> Problem requirements: List each line of the data in which the string "Ameryce" appears.

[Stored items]
+-------+

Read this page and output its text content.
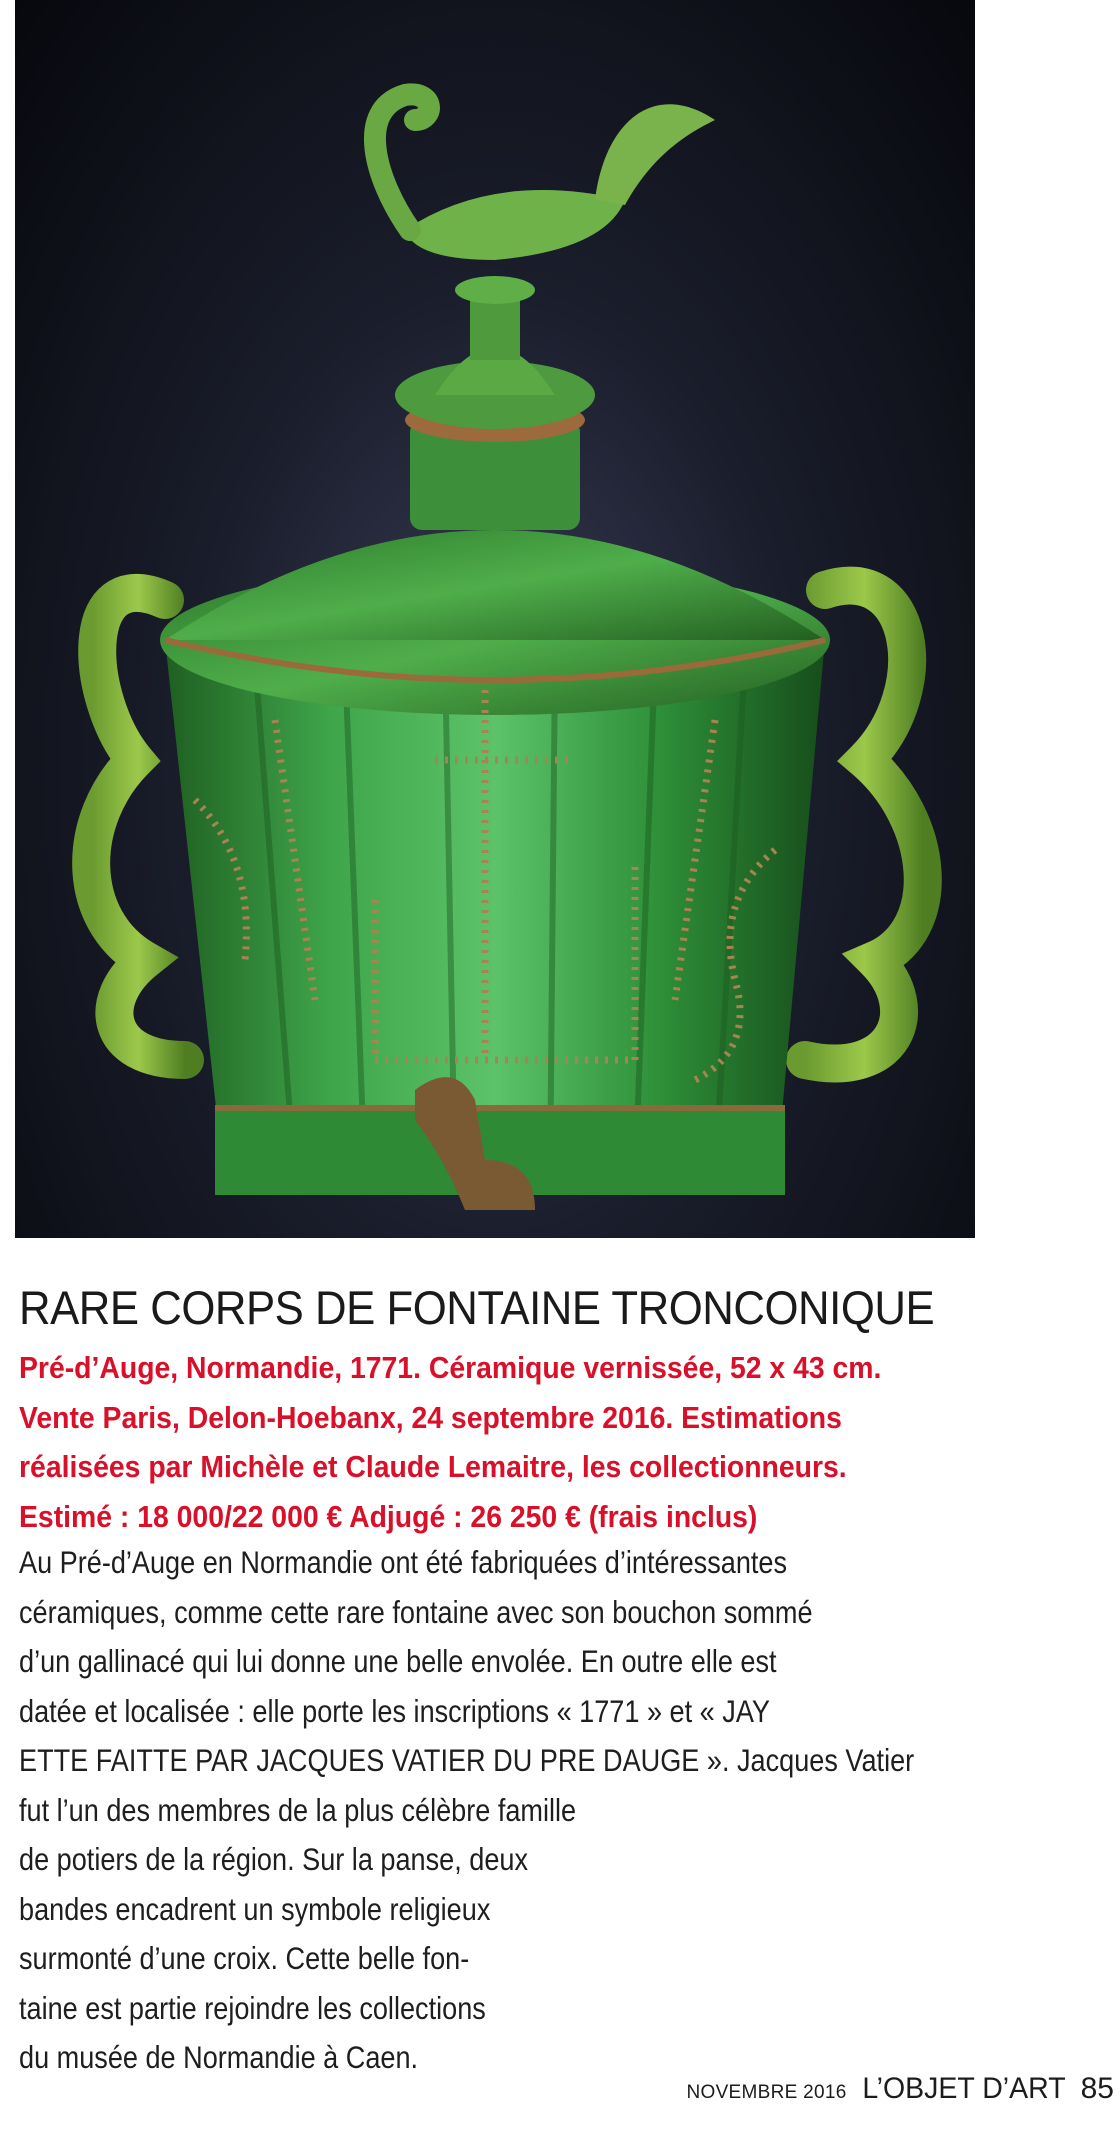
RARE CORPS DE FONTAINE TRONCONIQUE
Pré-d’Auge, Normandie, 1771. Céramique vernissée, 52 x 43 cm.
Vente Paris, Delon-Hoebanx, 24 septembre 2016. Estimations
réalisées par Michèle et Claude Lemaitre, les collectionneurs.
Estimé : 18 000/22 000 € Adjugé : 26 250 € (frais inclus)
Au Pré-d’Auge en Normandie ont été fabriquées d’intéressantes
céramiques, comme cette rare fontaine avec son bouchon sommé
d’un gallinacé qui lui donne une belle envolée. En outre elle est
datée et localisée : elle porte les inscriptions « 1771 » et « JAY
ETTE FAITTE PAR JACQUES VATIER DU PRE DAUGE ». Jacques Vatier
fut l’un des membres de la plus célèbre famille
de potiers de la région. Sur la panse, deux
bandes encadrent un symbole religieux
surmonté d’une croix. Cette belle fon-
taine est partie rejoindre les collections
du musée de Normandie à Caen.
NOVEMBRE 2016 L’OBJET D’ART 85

+-------+

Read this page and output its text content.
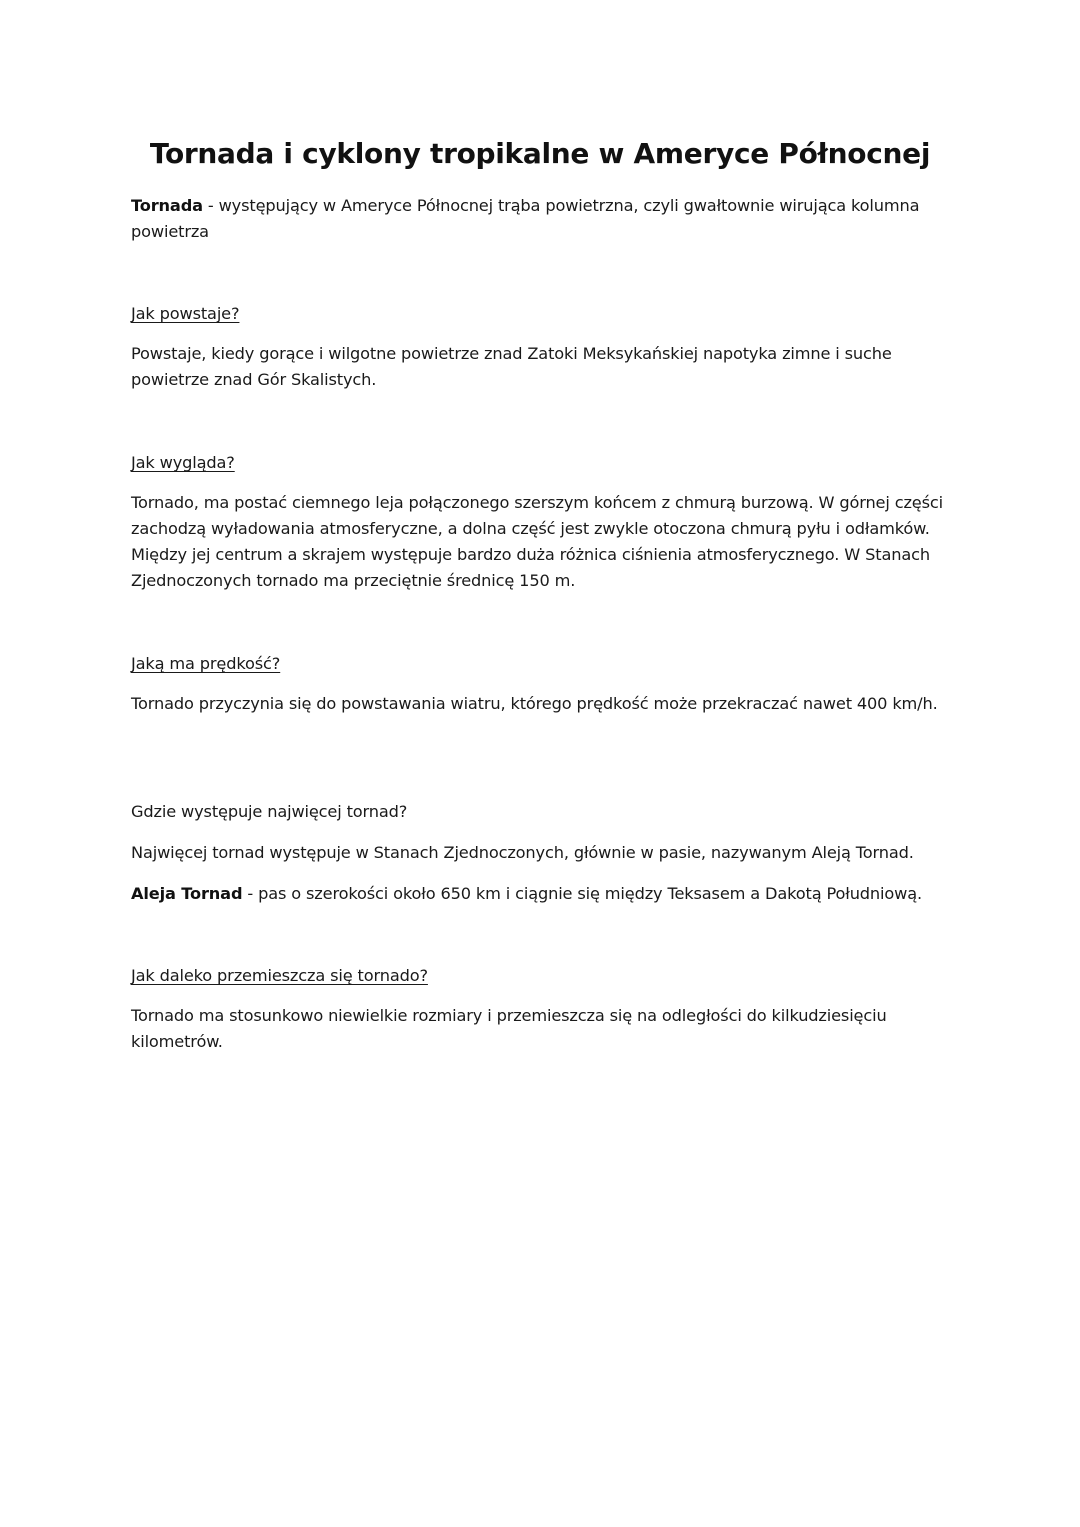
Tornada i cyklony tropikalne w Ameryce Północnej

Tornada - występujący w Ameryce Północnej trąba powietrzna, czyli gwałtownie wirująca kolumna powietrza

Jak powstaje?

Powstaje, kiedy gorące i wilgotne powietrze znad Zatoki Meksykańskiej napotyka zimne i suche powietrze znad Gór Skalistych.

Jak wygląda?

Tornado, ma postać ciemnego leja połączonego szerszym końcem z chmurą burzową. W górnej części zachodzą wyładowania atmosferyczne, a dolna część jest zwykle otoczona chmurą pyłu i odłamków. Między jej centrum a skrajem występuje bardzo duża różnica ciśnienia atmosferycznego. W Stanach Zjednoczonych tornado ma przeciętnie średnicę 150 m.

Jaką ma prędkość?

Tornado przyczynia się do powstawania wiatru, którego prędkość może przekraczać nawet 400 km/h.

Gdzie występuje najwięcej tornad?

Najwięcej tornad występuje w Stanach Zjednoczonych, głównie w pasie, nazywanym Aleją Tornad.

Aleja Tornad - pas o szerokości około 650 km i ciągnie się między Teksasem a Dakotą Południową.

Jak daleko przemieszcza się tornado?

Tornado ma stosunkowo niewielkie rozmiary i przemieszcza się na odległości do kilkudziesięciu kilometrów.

+-------+

> Exercise response:
Tornada i cyklony tropikalne w Ameryce Północnej
Tornada - występujący w Ameryce Północnej trąba powietrzna, czyli gwałtownie wirująca kolumna powietrza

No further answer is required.